» **GOAL**
Copy every record below exactly.
• • • • • • •
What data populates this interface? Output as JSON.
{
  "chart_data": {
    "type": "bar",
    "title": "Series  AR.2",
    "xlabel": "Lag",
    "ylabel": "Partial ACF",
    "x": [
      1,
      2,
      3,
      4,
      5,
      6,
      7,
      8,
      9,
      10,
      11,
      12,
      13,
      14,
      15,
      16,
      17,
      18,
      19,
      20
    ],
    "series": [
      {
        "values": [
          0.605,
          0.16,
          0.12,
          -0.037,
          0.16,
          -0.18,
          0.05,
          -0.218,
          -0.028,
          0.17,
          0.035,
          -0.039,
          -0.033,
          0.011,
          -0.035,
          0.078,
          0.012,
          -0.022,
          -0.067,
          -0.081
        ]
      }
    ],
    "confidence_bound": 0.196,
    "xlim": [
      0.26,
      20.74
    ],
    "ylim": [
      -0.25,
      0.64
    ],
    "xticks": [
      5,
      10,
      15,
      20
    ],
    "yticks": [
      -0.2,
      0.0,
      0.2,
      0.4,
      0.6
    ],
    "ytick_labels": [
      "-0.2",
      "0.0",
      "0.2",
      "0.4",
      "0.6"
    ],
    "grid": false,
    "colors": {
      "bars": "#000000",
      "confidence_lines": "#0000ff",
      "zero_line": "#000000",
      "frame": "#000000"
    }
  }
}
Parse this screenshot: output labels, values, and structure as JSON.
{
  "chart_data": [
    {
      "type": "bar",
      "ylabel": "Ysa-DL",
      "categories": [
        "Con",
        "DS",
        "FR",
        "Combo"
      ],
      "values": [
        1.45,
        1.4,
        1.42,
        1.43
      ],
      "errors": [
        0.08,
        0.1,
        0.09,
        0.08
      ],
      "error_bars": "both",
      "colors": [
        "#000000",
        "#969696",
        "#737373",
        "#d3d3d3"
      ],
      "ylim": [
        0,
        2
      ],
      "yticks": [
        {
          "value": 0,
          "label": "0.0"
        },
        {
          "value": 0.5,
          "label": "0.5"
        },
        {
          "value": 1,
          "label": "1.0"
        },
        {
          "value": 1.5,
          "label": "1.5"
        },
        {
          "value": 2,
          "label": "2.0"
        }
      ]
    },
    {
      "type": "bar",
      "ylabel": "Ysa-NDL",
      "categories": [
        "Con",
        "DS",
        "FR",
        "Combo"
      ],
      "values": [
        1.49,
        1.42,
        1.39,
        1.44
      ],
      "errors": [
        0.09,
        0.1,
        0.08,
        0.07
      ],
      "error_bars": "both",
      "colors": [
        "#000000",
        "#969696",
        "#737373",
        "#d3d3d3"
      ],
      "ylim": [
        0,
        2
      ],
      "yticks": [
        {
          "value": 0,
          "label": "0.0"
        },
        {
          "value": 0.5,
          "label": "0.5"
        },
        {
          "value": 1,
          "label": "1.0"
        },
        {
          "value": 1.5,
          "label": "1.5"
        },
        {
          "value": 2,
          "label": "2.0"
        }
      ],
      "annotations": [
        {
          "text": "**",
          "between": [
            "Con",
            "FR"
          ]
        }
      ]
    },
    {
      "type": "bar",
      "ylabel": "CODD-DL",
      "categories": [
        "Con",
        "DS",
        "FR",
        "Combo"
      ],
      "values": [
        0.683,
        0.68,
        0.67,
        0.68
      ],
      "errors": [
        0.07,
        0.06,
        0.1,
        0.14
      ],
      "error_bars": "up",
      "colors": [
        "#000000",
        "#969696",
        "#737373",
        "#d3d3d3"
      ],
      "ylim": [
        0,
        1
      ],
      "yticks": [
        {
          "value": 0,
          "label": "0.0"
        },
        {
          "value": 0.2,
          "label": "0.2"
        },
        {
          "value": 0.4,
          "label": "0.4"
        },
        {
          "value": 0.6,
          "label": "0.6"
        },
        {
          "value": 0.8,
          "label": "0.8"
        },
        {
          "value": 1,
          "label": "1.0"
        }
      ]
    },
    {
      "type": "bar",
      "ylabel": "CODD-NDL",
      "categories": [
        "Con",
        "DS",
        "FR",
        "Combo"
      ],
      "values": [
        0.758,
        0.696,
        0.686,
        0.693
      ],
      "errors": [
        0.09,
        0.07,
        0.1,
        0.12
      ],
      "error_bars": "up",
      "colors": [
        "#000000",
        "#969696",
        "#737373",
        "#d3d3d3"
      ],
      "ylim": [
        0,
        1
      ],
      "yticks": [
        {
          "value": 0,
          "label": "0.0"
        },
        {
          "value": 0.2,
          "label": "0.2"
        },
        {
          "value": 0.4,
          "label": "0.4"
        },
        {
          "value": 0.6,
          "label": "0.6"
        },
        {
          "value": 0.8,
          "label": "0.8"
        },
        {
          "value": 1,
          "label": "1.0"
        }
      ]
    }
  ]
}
• • • • • • •
» **WRITTEN SOLUTION**
What data populates this interface? Output as JSON.
{
  "chart_data": {
    "type": "bar",
    "title": "Series  AR.2",
    "xlabel": "Lag",
    "ylabel": "Partial ACF",
    "x": [
      1,
      2,
      3,
      4,
      5,
      6,
      7,
      8,
      9,
      10,
      11,
      12,
      13,
      14,
      15,
      16,
      17,
      18,
      19,
      20
    ],
    "series": [
      {
        "values": [
          0.605,
          0.16,
          0.12,
          -0.037,
          0.16,
          -0.18,
          0.05,
          -0.218,
          -0.028,
          0.17,
          0.035,
          -0.039,
          -0.033,
          0.011,
          -0.035,
          0.078,
          0.012,
          -0.022,
          -0.067,
          -0.081
        ]
      }
    ],
    "confidence_bound": 0.196,
    "xlim": [
      0.26,
      20.74
    ],
    "ylim": [
      -0.25,
      0.64
    ],
    "xticks": [
      5,
      10,
      15,
      20
    ],
    "yticks": [
      -0.2,
      0.0,
      0.2,
      0.4,
      0.6
    ],
    "ytick_labels": [
      "-0.2",
      "0.0",
      "0.2",
      "0.4",
      "0.6"
    ],
    "grid": false,
    "colors": {
      "bars": "#000000",
      "confidence_lines": "#0000ff",
      "zero_line": "#000000",
      "frame": "#000000"
    }
  }
}
Parse this screenshot: output labels, values, and structure as JSON.
{
  "chart_data": [
    {
      "type": "bar",
      "ylabel": "Ysa-DL",
      "categories": [
        "Con",
        "DS",
        "FR",
        "Combo"
      ],
      "values": [
        1.45,
        1.4,
        1.42,
        1.43
      ],
      "errors": [
        0.08,
        0.1,
        0.09,
        0.08
      ],
      "error_bars": "both",
      "colors": [
        "#000000",
        "#969696",
        "#737373",
        "#d3d3d3"
      ],
      "ylim": [
        0,
        2
      ],
      "yticks": [
        {
          "value": 0,
          "label": "0.0"
        },
        {
          "value": 0.5,
          "label": "0.5"
        },
        {
          "value": 1,
          "label": "1.0"
        },
        {
          "value": 1.5,
          "label": "1.5"
        },
        {
          "value": 2,
          "label": "2.0"
        }
      ]
    },
    {
      "type": "bar",
      "ylabel": "Ysa-NDL",
      "categories": [
        "Con",
        "DS",
        "FR",
        "Combo"
      ],
      "values": [
        1.49,
        1.42,
        1.39,
        1.44
      ],
      "errors": [
        0.09,
        0.1,
        0.08,
        0.07
      ],
      "error_bars": "both",
      "colors": [
        "#000000",
        "#969696",
        "#737373",
        "#d3d3d3"
      ],
      "ylim": [
        0,
        2
      ],
      "yticks": [
        {
          "value": 0,
          "label": "0.0"
        },
        {
          "value": 0.5,
          "label": "0.5"
        },
        {
          "value": 1,
          "label": "1.0"
        },
        {
          "value": 1.5,
          "label": "1.5"
        },
        {
          "value": 2,
          "label": "2.0"
        }
      ],
      "annotations": [
        {
          "text": "**",
          "between": [
            "Con",
            "FR"
          ]
        }
      ]
    },
    {
      "type": "bar",
      "ylabel": "CODD-DL",
      "categories": [
        "Con",
        "DS",
        "FR",
        "Combo"
      ],
      "values": [
        0.683,
        0.68,
        0.67,
        0.68
      ],
      "errors": [
        0.07,
        0.06,
        0.1,
        0.14
      ],
      "error_bars": "up",
      "colors": [
        "#000000",
        "#969696",
        "#737373",
        "#d3d3d3"
      ],
      "ylim": [
        0,
        1
      ],
      "yticks": [
        {
          "value": 0,
          "label": "0.0"
        },
        {
          "value": 0.2,
          "label": "0.2"
        },
        {
          "value": 0.4,
          "label": "0.4"
        },
        {
          "value": 0.6,
          "label": "0.6"
        },
        {
          "value": 0.8,
          "label": "0.8"
        },
        {
          "value": 1,
          "label": "1.0"
        }
      ]
    },
    {
      "type": "bar",
      "ylabel": "CODD-NDL",
      "categories": [
        "Con",
        "DS",
        "FR",
        "Combo"
      ],
      "values": [
        0.758,
        0.696,
        0.686,
        0.693
      ],
      "errors": [
        0.09,
        0.07,
        0.1,
        0.12
      ],
      "error_bars": "up",
      "colors": [
        "#000000",
        "#969696",
        "#737373",
        "#d3d3d3"
      ],
      "ylim": [
        0,
        1
      ],
      "yticks": [
        {
          "value": 0,
          "label": "0.0"
        },
        {
          "value": 0.2,
          "label": "0.2"
        },
        {
          "value": 0.4,
          "label": "0.4"
        },
        {
          "value": 0.6,
          "label": "0.6"
        },
        {
          "value": 0.8,
          "label": "0.8"
        },
        {
          "value": 1,
          "label": "1.0"
        }
      ]
    }
  ]
}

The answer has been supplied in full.